Supplied material:
....
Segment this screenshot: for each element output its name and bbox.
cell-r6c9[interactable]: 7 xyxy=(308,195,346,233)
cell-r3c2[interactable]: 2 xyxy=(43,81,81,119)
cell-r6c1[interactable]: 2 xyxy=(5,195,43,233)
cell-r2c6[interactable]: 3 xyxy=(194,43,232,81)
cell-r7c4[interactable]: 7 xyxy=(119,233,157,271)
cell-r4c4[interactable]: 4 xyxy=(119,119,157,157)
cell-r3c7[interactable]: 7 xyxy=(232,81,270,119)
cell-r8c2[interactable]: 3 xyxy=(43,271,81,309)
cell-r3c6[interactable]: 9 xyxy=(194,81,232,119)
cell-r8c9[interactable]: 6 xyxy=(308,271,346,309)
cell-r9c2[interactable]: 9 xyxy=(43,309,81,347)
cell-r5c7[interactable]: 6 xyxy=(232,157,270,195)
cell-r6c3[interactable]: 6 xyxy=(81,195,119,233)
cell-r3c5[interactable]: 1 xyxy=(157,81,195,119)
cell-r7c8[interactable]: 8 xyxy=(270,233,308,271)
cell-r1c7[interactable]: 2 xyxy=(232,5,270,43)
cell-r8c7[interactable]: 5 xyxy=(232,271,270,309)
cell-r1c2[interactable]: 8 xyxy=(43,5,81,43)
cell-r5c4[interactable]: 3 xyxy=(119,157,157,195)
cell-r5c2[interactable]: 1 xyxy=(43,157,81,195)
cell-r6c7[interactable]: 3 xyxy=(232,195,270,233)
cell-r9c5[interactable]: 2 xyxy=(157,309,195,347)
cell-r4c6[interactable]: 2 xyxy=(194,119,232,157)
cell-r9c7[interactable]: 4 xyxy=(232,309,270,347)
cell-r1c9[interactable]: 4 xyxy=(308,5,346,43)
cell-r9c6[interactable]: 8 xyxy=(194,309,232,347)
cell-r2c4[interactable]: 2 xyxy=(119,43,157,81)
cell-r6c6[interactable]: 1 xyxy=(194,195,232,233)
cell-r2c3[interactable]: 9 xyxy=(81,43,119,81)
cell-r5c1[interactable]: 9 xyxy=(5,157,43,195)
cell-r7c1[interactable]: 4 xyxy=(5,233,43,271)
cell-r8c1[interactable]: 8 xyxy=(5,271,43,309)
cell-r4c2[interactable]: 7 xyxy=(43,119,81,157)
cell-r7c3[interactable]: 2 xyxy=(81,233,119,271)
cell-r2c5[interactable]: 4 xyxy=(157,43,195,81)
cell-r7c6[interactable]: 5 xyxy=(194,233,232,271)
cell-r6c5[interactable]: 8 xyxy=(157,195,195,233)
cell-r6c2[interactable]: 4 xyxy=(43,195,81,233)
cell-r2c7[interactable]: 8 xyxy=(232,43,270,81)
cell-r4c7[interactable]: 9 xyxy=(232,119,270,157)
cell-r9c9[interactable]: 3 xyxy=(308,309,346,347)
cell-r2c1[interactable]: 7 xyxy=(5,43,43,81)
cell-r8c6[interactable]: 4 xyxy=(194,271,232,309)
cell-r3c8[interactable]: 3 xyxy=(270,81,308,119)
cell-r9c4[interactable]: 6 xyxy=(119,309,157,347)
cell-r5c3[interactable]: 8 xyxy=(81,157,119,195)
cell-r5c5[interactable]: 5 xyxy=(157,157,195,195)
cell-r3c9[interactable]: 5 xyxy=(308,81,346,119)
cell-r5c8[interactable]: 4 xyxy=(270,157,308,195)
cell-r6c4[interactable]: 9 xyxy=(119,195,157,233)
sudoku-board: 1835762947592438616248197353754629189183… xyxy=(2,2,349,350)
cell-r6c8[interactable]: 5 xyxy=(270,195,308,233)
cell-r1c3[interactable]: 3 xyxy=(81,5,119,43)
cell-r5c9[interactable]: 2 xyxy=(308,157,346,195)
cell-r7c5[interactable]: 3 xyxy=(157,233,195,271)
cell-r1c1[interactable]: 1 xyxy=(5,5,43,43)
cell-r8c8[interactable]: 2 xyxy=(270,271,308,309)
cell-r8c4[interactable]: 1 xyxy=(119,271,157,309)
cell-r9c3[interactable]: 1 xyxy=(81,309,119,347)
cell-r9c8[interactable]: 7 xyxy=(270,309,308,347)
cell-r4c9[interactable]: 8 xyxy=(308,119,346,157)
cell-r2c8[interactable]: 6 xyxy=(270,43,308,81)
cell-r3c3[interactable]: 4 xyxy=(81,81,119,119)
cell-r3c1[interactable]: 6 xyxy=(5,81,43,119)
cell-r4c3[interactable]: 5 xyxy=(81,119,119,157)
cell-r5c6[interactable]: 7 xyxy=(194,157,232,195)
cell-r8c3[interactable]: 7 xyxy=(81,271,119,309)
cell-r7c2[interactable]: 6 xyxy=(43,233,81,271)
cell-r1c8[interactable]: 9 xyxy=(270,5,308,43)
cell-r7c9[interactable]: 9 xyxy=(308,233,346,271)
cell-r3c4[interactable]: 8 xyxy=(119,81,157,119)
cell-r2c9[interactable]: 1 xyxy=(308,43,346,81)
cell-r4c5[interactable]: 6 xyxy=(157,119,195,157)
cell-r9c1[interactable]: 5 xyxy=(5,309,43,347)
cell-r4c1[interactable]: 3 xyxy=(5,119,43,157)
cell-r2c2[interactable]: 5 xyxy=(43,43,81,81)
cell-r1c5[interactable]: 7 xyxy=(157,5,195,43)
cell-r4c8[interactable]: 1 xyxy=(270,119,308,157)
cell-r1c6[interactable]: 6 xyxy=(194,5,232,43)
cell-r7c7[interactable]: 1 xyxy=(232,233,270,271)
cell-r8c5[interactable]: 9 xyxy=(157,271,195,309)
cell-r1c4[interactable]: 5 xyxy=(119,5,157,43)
....
Task instructions: Extract every line of the listing above, reproducing each one verbatim and in its original order.

Reply to the exercise:
Segment this screenshot: for each element output its name and bbox.
cell-r6c9[interactable]: 7 xyxy=(308,195,346,233)
cell-r3c2[interactable]: 2 xyxy=(43,81,81,119)
cell-r6c1[interactable]: 2 xyxy=(5,195,43,233)
cell-r2c6[interactable]: 3 xyxy=(194,43,232,81)
cell-r7c4[interactable]: 7 xyxy=(119,233,157,271)
cell-r4c4[interactable]: 4 xyxy=(119,119,157,157)
cell-r3c7[interactable]: 7 xyxy=(232,81,270,119)
cell-r8c2[interactable]: 3 xyxy=(43,271,81,309)
cell-r3c6[interactable]: 9 xyxy=(194,81,232,119)
cell-r8c9[interactable]: 6 xyxy=(308,271,346,309)
cell-r9c2[interactable]: 9 xyxy=(43,309,81,347)
cell-r5c7[interactable]: 6 xyxy=(232,157,270,195)
cell-r6c3[interactable]: 6 xyxy=(81,195,119,233)
cell-r3c5[interactable]: 1 xyxy=(157,81,195,119)
cell-r7c8[interactable]: 8 xyxy=(270,233,308,271)
cell-r1c7[interactable]: 2 xyxy=(232,5,270,43)
cell-r8c7[interactable]: 5 xyxy=(232,271,270,309)
cell-r1c2[interactable]: 8 xyxy=(43,5,81,43)
cell-r5c4[interactable]: 3 xyxy=(119,157,157,195)
cell-r5c2[interactable]: 1 xyxy=(43,157,81,195)
cell-r6c7[interactable]: 3 xyxy=(232,195,270,233)
cell-r9c5[interactable]: 2 xyxy=(157,309,195,347)
cell-r4c6[interactable]: 2 xyxy=(194,119,232,157)
cell-r9c7[interactable]: 4 xyxy=(232,309,270,347)
cell-r1c9[interactable]: 4 xyxy=(308,5,346,43)
cell-r9c6[interactable]: 8 xyxy=(194,309,232,347)
cell-r2c4[interactable]: 2 xyxy=(119,43,157,81)
cell-r6c6[interactable]: 1 xyxy=(194,195,232,233)
cell-r2c3[interactable]: 9 xyxy=(81,43,119,81)
cell-r5c1[interactable]: 9 xyxy=(5,157,43,195)
cell-r7c1[interactable]: 4 xyxy=(5,233,43,271)
cell-r8c1[interactable]: 8 xyxy=(5,271,43,309)
cell-r4c2[interactable]: 7 xyxy=(43,119,81,157)
cell-r7c3[interactable]: 2 xyxy=(81,233,119,271)
cell-r2c5[interactable]: 4 xyxy=(157,43,195,81)
cell-r7c6[interactable]: 5 xyxy=(194,233,232,271)
cell-r6c5[interactable]: 8 xyxy=(157,195,195,233)
cell-r6c2[interactable]: 4 xyxy=(43,195,81,233)
cell-r2c7[interactable]: 8 xyxy=(232,43,270,81)
cell-r4c7[interactable]: 9 xyxy=(232,119,270,157)
cell-r9c9[interactable]: 3 xyxy=(308,309,346,347)
cell-r2c1[interactable]: 7 xyxy=(5,43,43,81)
cell-r8c6[interactable]: 4 xyxy=(194,271,232,309)
cell-r3c8[interactable]: 3 xyxy=(270,81,308,119)
cell-r9c4[interactable]: 6 xyxy=(119,309,157,347)
cell-r5c3[interactable]: 8 xyxy=(81,157,119,195)
cell-r5c5[interactable]: 5 xyxy=(157,157,195,195)
cell-r3c9[interactable]: 5 xyxy=(308,81,346,119)
cell-r5c8[interactable]: 4 xyxy=(270,157,308,195)
cell-r6c4[interactable]: 9 xyxy=(119,195,157,233)
sudoku-board: 1835762947592438616248197353754629189183… xyxy=(2,2,349,350)
cell-r6c8[interactable]: 5 xyxy=(270,195,308,233)
cell-r1c3[interactable]: 3 xyxy=(81,5,119,43)
cell-r5c9[interactable]: 2 xyxy=(308,157,346,195)
cell-r7c5[interactable]: 3 xyxy=(157,233,195,271)
cell-r1c1[interactable]: 1 xyxy=(5,5,43,43)
cell-r8c8[interactable]: 2 xyxy=(270,271,308,309)
cell-r8c4[interactable]: 1 xyxy=(119,271,157,309)
cell-r9c3[interactable]: 1 xyxy=(81,309,119,347)
cell-r9c8[interactable]: 7 xyxy=(270,309,308,347)
cell-r4c9[interactable]: 8 xyxy=(308,119,346,157)
cell-r2c8[interactable]: 6 xyxy=(270,43,308,81)
cell-r3c3[interactable]: 4 xyxy=(81,81,119,119)
cell-r3c1[interactable]: 6 xyxy=(5,81,43,119)
cell-r4c3[interactable]: 5 xyxy=(81,119,119,157)
cell-r5c6[interactable]: 7 xyxy=(194,157,232,195)
cell-r8c3[interactable]: 7 xyxy=(81,271,119,309)
cell-r7c2[interactable]: 6 xyxy=(43,233,81,271)
cell-r1c8[interactable]: 9 xyxy=(270,5,308,43)
cell-r7c9[interactable]: 9 xyxy=(308,233,346,271)
cell-r3c4[interactable]: 8 xyxy=(119,81,157,119)
cell-r2c9[interactable]: 1 xyxy=(308,43,346,81)
cell-r4c5[interactable]: 6 xyxy=(157,119,195,157)
cell-r9c1[interactable]: 5 xyxy=(5,309,43,347)
cell-r4c1[interactable]: 3 xyxy=(5,119,43,157)
cell-r2c2[interactable]: 5 xyxy=(43,43,81,81)
cell-r1c5[interactable]: 7 xyxy=(157,5,195,43)
cell-r4c8[interactable]: 1 xyxy=(270,119,308,157)
cell-r1c6[interactable]: 6 xyxy=(194,5,232,43)
cell-r7c7[interactable]: 1 xyxy=(232,233,270,271)
cell-r8c5[interactable]: 9 xyxy=(157,271,195,309)
cell-r1c4[interactable]: 5 xyxy=(119,5,157,43)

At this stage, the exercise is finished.